Set task:
Without including any images, reproduce each entry exactly.

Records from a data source

——————————

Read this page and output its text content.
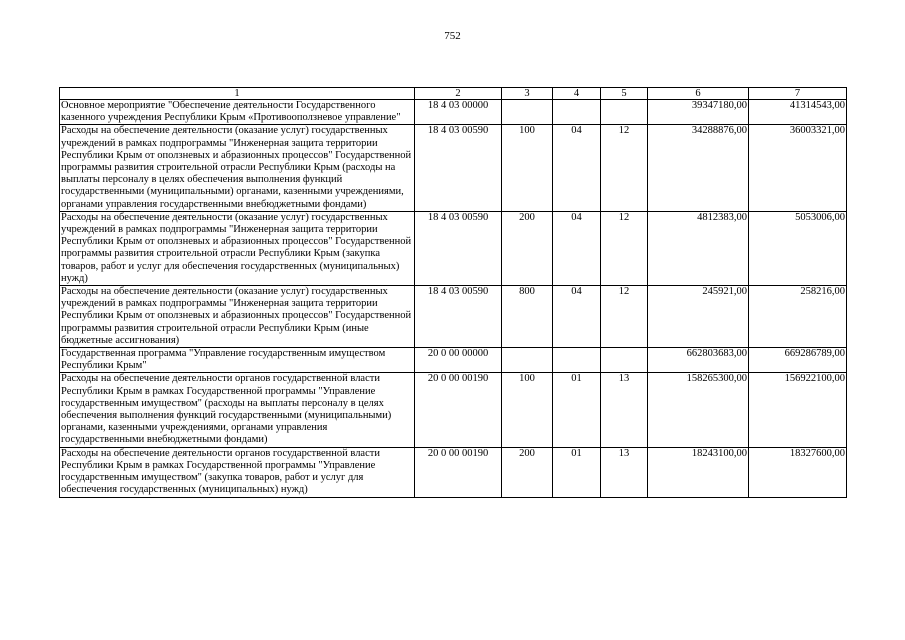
752
1	2	3	4	5	6	7
Основное мероприятие "Обеспечение деятельности Государственного казенного учреждения Республики Крым «Противооползневое управление"	18 4 03 00000				39347180,00	41314543,00
Расходы на обеспечение деятельности (оказание услуг) государственных учреждений в рамках подпрограммы "Инженерная защита территории Республики Крым от оползневых и абразионных процессов" Государственной программы развития строительной отрасли Республики Крым (расходы на выплаты персоналу в целях обеспечения выполнения функций государственными (муниципальными) органами, казенными учреждениями, органами управления государственными внебюджетными фондами)	18 4 03 00590	100	04	12	34288876,00	36003321,00
Расходы на обеспечение деятельности (оказание услуг) государственных учреждений в рамках подпрограммы "Инженерная защита территории Республики Крым от оползневых и абразионных процессов" Государственной программы развития строительной отрасли Республики Крым (закупка товаров, работ и услуг для обеспечения государственных (муниципальных) нужд)	18 4 03 00590	200	04	12	4812383,00	5053006,00
Расходы на обеспечение деятельности (оказание услуг) государственных учреждений в рамках подпрограммы "Инженерная защита территории Республики Крым от оползневых и абразионных процессов" Государственной программы развития строительной отрасли Республики Крым (иные бюджетные ассигнования)	18 4 03 00590	800	04	12	245921,00	258216,00
Государственная программа "Управление государственным имуществом Республики Крым"	20 0 00 00000				662803683,00	669286789,00
Расходы на обеспечение деятельности органов государственной власти Республики Крым в рамках Государственной программы "Управление государственным имуществом" (расходы на выплаты персоналу в целях обеспечения выполнения функций государственными (муниципальными) органами, казенными учреждениями, органами управления государственными внебюджетными фондами)	20 0 00 00190	100	01	13	158265300,00	156922100,00
Расходы на обеспечение деятельности органов государственной власти Республики Крым в рамках Государственной программы "Управление государственным имуществом" (закупка товаров, работ и услуг для обеспечения государственных (муниципальных) нужд)	20 0 00 00190	200	01	13	18243100,00	18327600,00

——————————

Expected answer:
Read this page and output its text content.
752
1	2	3	4	5	6	7
Основное мероприятие "Обеспечение деятельности Государственного казенного учреждения Республики Крым «Противооползневое управление"	18 4 03 00000				39347180,00	41314543,00
Расходы на обеспечение деятельности (оказание услуг) государственных учреждений в рамках подпрограммы "Инженерная защита территории Республики Крым от оползневых и абразионных процессов" Государственной программы развития строительной отрасли Республики Крым (расходы на выплаты персоналу в целях обеспечения выполнения функций государственными (муниципальными) органами, казенными учреждениями, органами управления государственными внебюджетными фондами)	18 4 03 00590	100	04	12	34288876,00	36003321,00
Расходы на обеспечение деятельности (оказание услуг) государственных учреждений в рамках подпрограммы "Инженерная защита территории Республики Крым от оползневых и абразионных процессов" Государственной программы развития строительной отрасли Республики Крым (закупка товаров, работ и услуг для обеспечения государственных (муниципальных) нужд)	18 4 03 00590	200	04	12	4812383,00	5053006,00
Расходы на обеспечение деятельности (оказание услуг) государственных учреждений в рамках подпрограммы "Инженерная защита территории Республики Крым от оползневых и абразионных процессов" Государственной программы развития строительной отрасли Республики Крым (иные бюджетные ассигнования)	18 4 03 00590	800	04	12	245921,00	258216,00
Государственная программа "Управление государственным имуществом Республики Крым"	20 0 00 00000				662803683,00	669286789,00
Расходы на обеспечение деятельности органов государственной власти Республики Крым в рамках Государственной программы "Управление государственным имуществом" (расходы на выплаты персоналу в целях обеспечения выполнения функций государственными (муниципальными) органами, казенными учреждениями, органами управления государственными внебюджетными фондами)	20 0 00 00190	100	01	13	158265300,00	156922100,00
Расходы на обеспечение деятельности органов государственной власти Республики Крым в рамках Государственной программы "Управление государственным имуществом" (закупка товаров, работ и услуг для обеспечения государственных (муниципальных) нужд)	20 0 00 00190	200	01	13	18243100,00	18327600,00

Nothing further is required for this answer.